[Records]
━━━━
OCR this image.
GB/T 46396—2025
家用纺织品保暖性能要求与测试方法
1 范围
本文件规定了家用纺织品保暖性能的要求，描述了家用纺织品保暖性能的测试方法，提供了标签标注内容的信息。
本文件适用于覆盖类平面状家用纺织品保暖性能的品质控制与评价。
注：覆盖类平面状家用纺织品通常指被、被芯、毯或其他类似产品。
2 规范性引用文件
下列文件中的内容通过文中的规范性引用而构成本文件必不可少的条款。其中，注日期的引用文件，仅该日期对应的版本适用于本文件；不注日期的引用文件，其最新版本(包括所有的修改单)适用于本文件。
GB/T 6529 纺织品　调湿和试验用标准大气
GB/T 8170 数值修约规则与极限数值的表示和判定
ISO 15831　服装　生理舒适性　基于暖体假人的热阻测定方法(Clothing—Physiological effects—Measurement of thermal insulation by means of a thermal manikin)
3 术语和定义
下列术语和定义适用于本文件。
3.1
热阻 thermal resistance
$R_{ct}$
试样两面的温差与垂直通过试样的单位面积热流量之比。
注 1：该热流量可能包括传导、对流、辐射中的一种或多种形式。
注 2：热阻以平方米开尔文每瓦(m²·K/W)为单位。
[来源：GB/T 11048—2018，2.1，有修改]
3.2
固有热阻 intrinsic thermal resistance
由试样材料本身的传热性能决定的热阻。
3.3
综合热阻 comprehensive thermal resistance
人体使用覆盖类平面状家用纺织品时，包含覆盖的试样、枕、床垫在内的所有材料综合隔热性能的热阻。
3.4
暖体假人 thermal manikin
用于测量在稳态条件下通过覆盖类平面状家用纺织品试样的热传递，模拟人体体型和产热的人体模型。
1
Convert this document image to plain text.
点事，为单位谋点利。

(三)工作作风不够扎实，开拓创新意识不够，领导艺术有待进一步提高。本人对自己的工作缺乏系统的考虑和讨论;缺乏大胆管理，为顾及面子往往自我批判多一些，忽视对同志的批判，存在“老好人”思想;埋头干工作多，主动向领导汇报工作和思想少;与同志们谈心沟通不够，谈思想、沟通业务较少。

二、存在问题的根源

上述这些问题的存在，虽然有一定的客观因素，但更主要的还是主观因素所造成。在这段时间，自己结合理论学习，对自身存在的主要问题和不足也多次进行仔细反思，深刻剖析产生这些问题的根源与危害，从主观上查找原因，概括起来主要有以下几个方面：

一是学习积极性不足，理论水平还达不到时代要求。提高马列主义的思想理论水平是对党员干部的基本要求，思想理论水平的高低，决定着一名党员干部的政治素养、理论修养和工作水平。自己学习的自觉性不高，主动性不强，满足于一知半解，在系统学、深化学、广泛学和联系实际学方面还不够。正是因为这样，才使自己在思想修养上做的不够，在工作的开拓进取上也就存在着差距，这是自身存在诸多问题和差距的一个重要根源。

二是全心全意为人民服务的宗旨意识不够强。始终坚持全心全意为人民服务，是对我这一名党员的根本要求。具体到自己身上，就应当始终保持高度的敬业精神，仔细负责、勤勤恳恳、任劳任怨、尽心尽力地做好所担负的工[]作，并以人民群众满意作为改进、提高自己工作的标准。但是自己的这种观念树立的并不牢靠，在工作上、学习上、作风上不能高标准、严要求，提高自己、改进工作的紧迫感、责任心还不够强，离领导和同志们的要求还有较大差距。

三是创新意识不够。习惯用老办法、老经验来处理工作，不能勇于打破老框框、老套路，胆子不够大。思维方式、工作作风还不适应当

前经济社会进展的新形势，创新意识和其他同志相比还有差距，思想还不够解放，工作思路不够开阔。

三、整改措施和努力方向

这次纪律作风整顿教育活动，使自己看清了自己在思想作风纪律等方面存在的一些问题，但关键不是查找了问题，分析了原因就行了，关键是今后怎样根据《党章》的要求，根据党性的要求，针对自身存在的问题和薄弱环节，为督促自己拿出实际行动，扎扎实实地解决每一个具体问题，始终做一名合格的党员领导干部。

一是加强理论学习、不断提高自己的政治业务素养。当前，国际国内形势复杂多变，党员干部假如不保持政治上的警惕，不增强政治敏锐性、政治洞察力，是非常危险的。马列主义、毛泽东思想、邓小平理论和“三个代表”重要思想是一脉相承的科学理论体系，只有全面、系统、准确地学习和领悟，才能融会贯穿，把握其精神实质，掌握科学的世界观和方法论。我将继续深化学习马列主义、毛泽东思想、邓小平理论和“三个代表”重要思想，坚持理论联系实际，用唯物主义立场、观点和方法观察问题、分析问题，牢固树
━━━━
TASK TO COMPLETE
Your task is to quote all of the data word for word.

REPLY
OCR this image.
GB/T 46396—2025
家用纺织品保暖性能要求与测试方法
1 范围
本文件规定了家用纺织品保暖性能的要求，描述了家用纺织品保暖性能的测试方法，提供了标签标注内容的信息。
本文件适用于覆盖类平面状家用纺织品保暖性能的品质控制与评价。
注：覆盖类平面状家用纺织品通常指被、被芯、毯或其他类似产品。
2 规范性引用文件
下列文件中的内容通过文中的规范性引用而构成本文件必不可少的条款。其中，注日期的引用文件，仅该日期对应的版本适用于本文件；不注日期的引用文件，其最新版本(包括所有的修改单)适用于本文件。
GB/T 6529 纺织品　调湿和试验用标准大气
GB/T 8170 数值修约规则与极限数值的表示和判定
ISO 15831　服装　生理舒适性　基于暖体假人的热阻测定方法(Clothing—Physiological effects—Measurement of thermal insulation by means of a thermal manikin)
3 术语和定义
下列术语和定义适用于本文件。
3.1
热阻 thermal resistance
$R_{ct}$
试样两面的温差与垂直通过试样的单位面积热流量之比。
注 1：该热流量可能包括传导、对流、辐射中的一种或多种形式。
注 2：热阻以平方米开尔文每瓦(m²·K/W)为单位。
[来源：GB/T 11048—2018，2.1，有修改]
3.2
固有热阻 intrinsic thermal resistance
由试样材料本身的传热性能决定的热阻。
3.3
综合热阻 comprehensive thermal resistance
人体使用覆盖类平面状家用纺织品时，包含覆盖的试样、枕、床垫在内的所有材料综合隔热性能的热阻。
3.4
暖体假人 thermal manikin
用于测量在稳态条件下通过覆盖类平面状家用纺织品试样的热传递，模拟人体体型和产热的人体模型。
1
Convert this document image to plain text.
点事，为单位谋点利。

(三)工作作风不够扎实，开拓创新意识不够，领导艺术有待进一步提高。本人对自己的工作缺乏系统的考虑和讨论;缺乏大胆管理，为顾及面子往往自我批判多一些，忽视对同志的批判，存在“老好人”思想;埋头干工作多，主动向领导汇报工作和思想少;与同志们谈心沟通不够，谈思想、沟通业务较少。

二、存在问题的根源

上述这些问题的存在，虽然有一定的客观因素，但更主要的还是主观因素所造成。在这段时间，自己结合理论学习，对自身存在的主要问题和不足也多次进行仔细反思，深刻剖析产生这些问题的根源与危害，从主观上查找原因，概括起来主要有以下几个方面：

一是学习积极性不足，理论水平还达不到时代要求。提高马列主义的思想理论水平是对党员干部的基本要求，思想理论水平的高低，决定着一名党员干部的政治素养、理论修养和工作水平。自己学习的自觉性不高，主动性不强，满足于一知半解，在系统学、深化学、广泛学和联系实际学方面还不够。正是因为这样，才使自己在思想修养上做的不够，在工作的开拓进取上也就存在着差距，这是自身存在诸多问题和差距的一个重要根源。

二是全心全意为人民服务的宗旨意识不够强。始终坚持全心全意为人民服务，是对我这一名党员的根本要求。具体到自己身上，就应当始终保持高度的敬业精神，仔细负责、勤勤恳恳、任劳任怨、尽心尽力地做好所担负的工[]作，并以人民群众满意作为改进、提高自己工作的标准。但是自己的这种观念树立的并不牢靠，在工作上、学习上、作风上不能高标准、严要求，提高自己、改进工作的紧迫感、责任心还不够强，离领导和同志们的要求还有较大差距。

三是创新意识不够。习惯用老办法、老经验来处理工作，不能勇于打破老框框、老套路，胆子不够大。思维方式、工作作风还不适应当

前经济社会进展的新形势，创新意识和其他同志相比还有差距，思想还不够解放，工作思路不够开阔。

三、整改措施和努力方向

这次纪律作风整顿教育活动，使自己看清了自己在思想作风纪律等方面存在的一些问题，但关键不是查找了问题，分析了原因就行了，关键是今后怎样根据《党章》的要求，根据党性的要求，针对自身存在的问题和薄弱环节，为督促自己拿出实际行动，扎扎实实地解决每一个具体问题，始终做一名合格的党员领导干部。

一是加强理论学习、不断提高自己的政治业务素养。当前，国际国内形势复杂多变，党员干部假如不保持政治上的警惕，不增强政治敏锐性、政治洞察力，是非常危险的。马列主义、毛泽东思想、邓小平理论和“三个代表”重要思想是一脉相承的科学理论体系，只有全面、系统、准确地学习和领悟，才能融会贯穿，把握其精神实质，掌握科学的世界观和方法论。我将继续深化学习马列主义、毛泽东思想、邓小平理论和“三个代表”重要思想，坚持理论联系实际，用唯物主义立场、观点和方法观察问题、分析问题，牢固树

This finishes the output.